__Exercise__:
Return only this: the line with "Convert this document image to plain text." and all the lines that follow it below, through the final one, exactly as they are.
-- Begin --
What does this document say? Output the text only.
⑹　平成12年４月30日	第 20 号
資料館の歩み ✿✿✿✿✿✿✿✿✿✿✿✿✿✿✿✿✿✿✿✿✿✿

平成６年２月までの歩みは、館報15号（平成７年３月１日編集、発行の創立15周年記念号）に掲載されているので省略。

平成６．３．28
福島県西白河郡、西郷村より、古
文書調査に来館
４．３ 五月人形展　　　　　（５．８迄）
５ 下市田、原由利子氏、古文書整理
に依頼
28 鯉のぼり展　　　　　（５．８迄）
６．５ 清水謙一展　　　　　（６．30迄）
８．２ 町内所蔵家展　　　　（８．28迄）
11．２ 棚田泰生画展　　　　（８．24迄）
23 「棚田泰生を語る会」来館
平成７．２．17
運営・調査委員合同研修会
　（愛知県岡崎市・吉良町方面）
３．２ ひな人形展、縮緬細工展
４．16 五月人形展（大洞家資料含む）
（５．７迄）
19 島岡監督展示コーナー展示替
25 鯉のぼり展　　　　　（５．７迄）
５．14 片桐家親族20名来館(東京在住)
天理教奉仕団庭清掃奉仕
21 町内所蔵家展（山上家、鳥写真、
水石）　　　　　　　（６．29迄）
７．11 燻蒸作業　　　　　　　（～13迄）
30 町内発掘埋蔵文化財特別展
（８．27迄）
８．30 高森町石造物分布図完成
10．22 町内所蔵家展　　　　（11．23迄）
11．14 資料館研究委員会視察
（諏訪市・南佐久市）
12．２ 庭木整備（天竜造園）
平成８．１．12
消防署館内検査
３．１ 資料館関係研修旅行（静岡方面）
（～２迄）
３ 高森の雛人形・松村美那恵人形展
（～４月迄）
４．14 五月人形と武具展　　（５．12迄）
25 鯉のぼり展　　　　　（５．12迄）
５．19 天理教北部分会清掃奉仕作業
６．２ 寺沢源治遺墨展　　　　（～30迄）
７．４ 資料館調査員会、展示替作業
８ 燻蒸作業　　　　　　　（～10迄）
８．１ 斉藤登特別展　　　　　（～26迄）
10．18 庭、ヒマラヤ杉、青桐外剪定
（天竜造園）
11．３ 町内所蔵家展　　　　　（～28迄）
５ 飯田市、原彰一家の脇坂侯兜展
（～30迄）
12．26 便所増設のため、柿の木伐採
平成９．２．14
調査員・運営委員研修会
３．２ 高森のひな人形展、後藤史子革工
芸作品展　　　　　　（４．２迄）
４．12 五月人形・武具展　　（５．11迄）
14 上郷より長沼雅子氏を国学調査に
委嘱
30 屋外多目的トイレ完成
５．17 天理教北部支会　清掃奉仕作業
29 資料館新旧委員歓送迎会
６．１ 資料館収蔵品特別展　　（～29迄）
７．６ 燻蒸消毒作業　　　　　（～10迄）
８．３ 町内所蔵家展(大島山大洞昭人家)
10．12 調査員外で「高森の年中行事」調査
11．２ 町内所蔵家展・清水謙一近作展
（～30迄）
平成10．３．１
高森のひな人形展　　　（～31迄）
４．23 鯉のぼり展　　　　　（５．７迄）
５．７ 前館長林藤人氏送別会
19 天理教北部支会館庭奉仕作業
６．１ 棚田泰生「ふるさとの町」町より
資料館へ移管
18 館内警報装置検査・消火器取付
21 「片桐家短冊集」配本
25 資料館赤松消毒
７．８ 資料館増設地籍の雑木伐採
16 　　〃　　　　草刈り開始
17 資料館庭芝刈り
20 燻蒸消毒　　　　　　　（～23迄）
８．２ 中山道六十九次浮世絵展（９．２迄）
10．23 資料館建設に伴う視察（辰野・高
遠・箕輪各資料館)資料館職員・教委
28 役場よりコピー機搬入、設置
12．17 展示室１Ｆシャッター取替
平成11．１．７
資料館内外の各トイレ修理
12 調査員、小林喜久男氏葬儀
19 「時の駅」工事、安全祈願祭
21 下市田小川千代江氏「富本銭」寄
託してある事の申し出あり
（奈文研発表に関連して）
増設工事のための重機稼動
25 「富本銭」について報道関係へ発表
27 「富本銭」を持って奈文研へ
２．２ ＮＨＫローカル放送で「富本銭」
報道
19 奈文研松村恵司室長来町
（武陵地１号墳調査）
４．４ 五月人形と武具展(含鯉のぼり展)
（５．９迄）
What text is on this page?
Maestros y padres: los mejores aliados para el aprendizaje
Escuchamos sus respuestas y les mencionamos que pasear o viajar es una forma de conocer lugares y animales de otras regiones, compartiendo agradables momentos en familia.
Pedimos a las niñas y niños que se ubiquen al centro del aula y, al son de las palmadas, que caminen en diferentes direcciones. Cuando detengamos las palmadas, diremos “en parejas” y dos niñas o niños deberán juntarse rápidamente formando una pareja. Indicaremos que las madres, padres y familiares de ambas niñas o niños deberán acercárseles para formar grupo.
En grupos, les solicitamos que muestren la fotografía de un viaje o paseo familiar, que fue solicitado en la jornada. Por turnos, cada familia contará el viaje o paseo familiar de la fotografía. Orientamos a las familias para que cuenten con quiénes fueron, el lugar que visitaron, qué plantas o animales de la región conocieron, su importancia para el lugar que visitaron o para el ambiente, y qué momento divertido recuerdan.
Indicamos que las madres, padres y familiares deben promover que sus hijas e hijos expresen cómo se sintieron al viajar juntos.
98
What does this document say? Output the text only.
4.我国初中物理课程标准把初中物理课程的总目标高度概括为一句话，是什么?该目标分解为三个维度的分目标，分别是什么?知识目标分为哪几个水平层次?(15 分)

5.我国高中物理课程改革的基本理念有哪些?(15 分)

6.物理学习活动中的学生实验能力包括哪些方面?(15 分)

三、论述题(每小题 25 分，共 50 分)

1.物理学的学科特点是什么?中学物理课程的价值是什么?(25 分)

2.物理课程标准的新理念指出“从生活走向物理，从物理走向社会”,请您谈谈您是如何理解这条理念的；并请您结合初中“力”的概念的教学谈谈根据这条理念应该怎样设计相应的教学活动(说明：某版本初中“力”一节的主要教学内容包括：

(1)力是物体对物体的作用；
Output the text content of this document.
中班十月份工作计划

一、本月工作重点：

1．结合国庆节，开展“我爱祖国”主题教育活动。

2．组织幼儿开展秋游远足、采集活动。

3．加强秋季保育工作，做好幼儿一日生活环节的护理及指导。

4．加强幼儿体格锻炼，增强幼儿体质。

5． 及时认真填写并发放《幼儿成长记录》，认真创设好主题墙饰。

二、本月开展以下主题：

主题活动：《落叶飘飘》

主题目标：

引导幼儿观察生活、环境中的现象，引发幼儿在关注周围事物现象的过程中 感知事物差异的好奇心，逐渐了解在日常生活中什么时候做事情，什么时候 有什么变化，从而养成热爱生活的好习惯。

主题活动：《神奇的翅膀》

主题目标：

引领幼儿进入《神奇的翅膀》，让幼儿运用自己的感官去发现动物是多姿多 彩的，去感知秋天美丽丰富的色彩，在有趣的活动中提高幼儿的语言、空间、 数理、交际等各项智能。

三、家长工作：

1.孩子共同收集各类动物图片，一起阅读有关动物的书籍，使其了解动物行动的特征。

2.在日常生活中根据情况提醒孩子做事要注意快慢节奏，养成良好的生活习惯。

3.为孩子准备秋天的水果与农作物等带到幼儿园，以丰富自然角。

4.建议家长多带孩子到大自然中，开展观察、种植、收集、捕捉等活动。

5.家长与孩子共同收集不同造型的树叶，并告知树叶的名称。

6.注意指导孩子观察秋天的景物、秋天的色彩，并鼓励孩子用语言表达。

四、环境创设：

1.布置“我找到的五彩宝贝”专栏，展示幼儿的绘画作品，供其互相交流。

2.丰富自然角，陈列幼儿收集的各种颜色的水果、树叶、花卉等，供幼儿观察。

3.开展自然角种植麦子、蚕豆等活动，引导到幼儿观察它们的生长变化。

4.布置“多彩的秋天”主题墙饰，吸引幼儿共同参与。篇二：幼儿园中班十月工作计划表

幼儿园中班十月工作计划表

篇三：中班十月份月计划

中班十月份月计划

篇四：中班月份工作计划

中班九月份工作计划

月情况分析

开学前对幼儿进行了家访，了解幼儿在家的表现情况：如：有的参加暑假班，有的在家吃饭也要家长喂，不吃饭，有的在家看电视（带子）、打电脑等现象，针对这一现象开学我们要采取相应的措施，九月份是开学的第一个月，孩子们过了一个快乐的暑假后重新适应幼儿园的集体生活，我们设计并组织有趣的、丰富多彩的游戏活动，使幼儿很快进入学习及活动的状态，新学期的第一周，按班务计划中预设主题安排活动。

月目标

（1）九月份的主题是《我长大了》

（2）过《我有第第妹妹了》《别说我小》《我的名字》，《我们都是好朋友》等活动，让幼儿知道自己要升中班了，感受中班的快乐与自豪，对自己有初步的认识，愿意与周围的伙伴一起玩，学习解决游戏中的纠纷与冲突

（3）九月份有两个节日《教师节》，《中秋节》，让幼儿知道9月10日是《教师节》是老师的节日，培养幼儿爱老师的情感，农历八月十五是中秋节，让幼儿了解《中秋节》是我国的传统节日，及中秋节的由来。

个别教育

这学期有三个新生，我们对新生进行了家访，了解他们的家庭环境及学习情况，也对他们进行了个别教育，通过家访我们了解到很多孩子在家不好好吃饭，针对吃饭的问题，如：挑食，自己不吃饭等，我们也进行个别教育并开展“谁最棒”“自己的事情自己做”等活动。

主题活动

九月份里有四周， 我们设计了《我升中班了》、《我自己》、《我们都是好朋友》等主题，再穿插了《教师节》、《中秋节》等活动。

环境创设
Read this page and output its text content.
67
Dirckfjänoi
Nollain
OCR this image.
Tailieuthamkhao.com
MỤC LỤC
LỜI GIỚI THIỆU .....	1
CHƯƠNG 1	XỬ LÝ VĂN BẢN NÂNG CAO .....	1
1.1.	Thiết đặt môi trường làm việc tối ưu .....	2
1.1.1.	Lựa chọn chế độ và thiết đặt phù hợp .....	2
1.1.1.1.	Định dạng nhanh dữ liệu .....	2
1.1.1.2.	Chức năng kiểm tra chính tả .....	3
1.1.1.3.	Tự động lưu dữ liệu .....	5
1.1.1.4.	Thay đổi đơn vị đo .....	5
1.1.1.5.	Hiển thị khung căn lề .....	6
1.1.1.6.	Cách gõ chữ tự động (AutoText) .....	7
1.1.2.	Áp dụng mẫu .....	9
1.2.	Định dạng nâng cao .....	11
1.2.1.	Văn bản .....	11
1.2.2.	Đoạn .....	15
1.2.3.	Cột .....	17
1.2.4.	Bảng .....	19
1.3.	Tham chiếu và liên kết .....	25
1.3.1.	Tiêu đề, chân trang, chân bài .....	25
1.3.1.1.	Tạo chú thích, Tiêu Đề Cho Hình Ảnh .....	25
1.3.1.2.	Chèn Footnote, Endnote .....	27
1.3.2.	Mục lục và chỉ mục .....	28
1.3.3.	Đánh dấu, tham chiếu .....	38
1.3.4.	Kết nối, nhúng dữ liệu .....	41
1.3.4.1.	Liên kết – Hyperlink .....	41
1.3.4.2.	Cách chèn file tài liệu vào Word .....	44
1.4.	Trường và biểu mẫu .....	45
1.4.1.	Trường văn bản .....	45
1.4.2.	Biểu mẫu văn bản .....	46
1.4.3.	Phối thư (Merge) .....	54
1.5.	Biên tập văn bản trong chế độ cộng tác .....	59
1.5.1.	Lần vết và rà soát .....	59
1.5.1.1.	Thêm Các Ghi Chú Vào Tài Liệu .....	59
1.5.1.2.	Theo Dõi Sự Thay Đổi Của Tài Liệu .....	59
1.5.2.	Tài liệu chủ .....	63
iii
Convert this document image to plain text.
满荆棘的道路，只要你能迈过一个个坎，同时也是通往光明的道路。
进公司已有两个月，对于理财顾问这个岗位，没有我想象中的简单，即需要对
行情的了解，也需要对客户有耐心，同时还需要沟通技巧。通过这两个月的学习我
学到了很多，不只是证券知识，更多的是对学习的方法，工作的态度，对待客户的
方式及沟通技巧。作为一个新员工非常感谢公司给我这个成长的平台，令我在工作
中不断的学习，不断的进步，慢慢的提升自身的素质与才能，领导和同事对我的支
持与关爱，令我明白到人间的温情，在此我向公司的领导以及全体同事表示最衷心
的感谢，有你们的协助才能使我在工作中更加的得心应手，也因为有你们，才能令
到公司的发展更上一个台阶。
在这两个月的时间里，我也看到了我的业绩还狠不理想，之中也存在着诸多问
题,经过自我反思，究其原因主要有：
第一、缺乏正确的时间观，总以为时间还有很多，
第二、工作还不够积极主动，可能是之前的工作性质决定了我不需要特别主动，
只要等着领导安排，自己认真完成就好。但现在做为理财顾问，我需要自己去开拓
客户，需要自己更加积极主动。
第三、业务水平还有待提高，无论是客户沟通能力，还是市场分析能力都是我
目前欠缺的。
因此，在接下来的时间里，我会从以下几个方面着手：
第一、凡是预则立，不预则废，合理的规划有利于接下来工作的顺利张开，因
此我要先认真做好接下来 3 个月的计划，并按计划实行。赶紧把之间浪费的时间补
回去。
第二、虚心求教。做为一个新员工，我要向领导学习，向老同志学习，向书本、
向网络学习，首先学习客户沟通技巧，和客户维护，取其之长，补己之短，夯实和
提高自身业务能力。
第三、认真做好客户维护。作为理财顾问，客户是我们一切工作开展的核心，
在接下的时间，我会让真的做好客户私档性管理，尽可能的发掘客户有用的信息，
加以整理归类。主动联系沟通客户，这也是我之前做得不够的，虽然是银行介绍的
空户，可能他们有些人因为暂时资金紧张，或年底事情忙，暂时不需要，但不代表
-- End --
__Result of this exercise__:
Convert this document image to plain text.
满荆棘的道路，只要你能迈过一个个坎，同时也是通往光明的道路。
进公司已有两个月，对于理财顾问这个岗位，没有我想象中的简单，即需要对
行情的了解，也需要对客户有耐心，同时还需要沟通技巧。通过这两个月的学习我
学到了很多，不只是证券知识，更多的是对学习的方法，工作的态度，对待客户的
方式及沟通技巧。作为一个新员工非常感谢公司给我这个成长的平台，令我在工作
中不断的学习，不断的进步，慢慢的提升自身的素质与才能，领导和同事对我的支
持与关爱，令我明白到人间的温情，在此我向公司的领导以及全体同事表示最衷心
的感谢，有你们的协助才能使我在工作中更加的得心应手，也因为有你们，才能令
到公司的发展更上一个台阶。
在这两个月的时间里，我也看到了我的业绩还狠不理想，之中也存在着诸多问
题,经过自我反思，究其原因主要有：
第一、缺乏正确的时间观，总以为时间还有很多，
第二、工作还不够积极主动，可能是之前的工作性质决定了我不需要特别主动，
只要等着领导安排，自己认真完成就好。但现在做为理财顾问，我需要自己去开拓
客户，需要自己更加积极主动。
第三、业务水平还有待提高，无论是客户沟通能力，还是市场分析能力都是我
目前欠缺的。
因此，在接下来的时间里，我会从以下几个方面着手：
第一、凡是预则立，不预则废，合理的规划有利于接下来工作的顺利张开，因
此我要先认真做好接下来 3 个月的计划，并按计划实行。赶紧把之间浪费的时间补
回去。
第二、虚心求教。做为一个新员工，我要向领导学习，向老同志学习，向书本、
向网络学习，首先学习客户沟通技巧，和客户维护，取其之长，补己之短，夯实和
提高自身业务能力。
第三、认真做好客户维护。作为理财顾问，客户是我们一切工作开展的核心，
在接下的时间，我会让真的做好客户私档性管理，尽可能的发掘客户有用的信息，
加以整理归类。主动联系沟通客户，这也是我之前做得不够的，虽然是银行介绍的
空户，可能他们有些人因为暂时资金紧张，或年底事情忙，暂时不需要，但不代表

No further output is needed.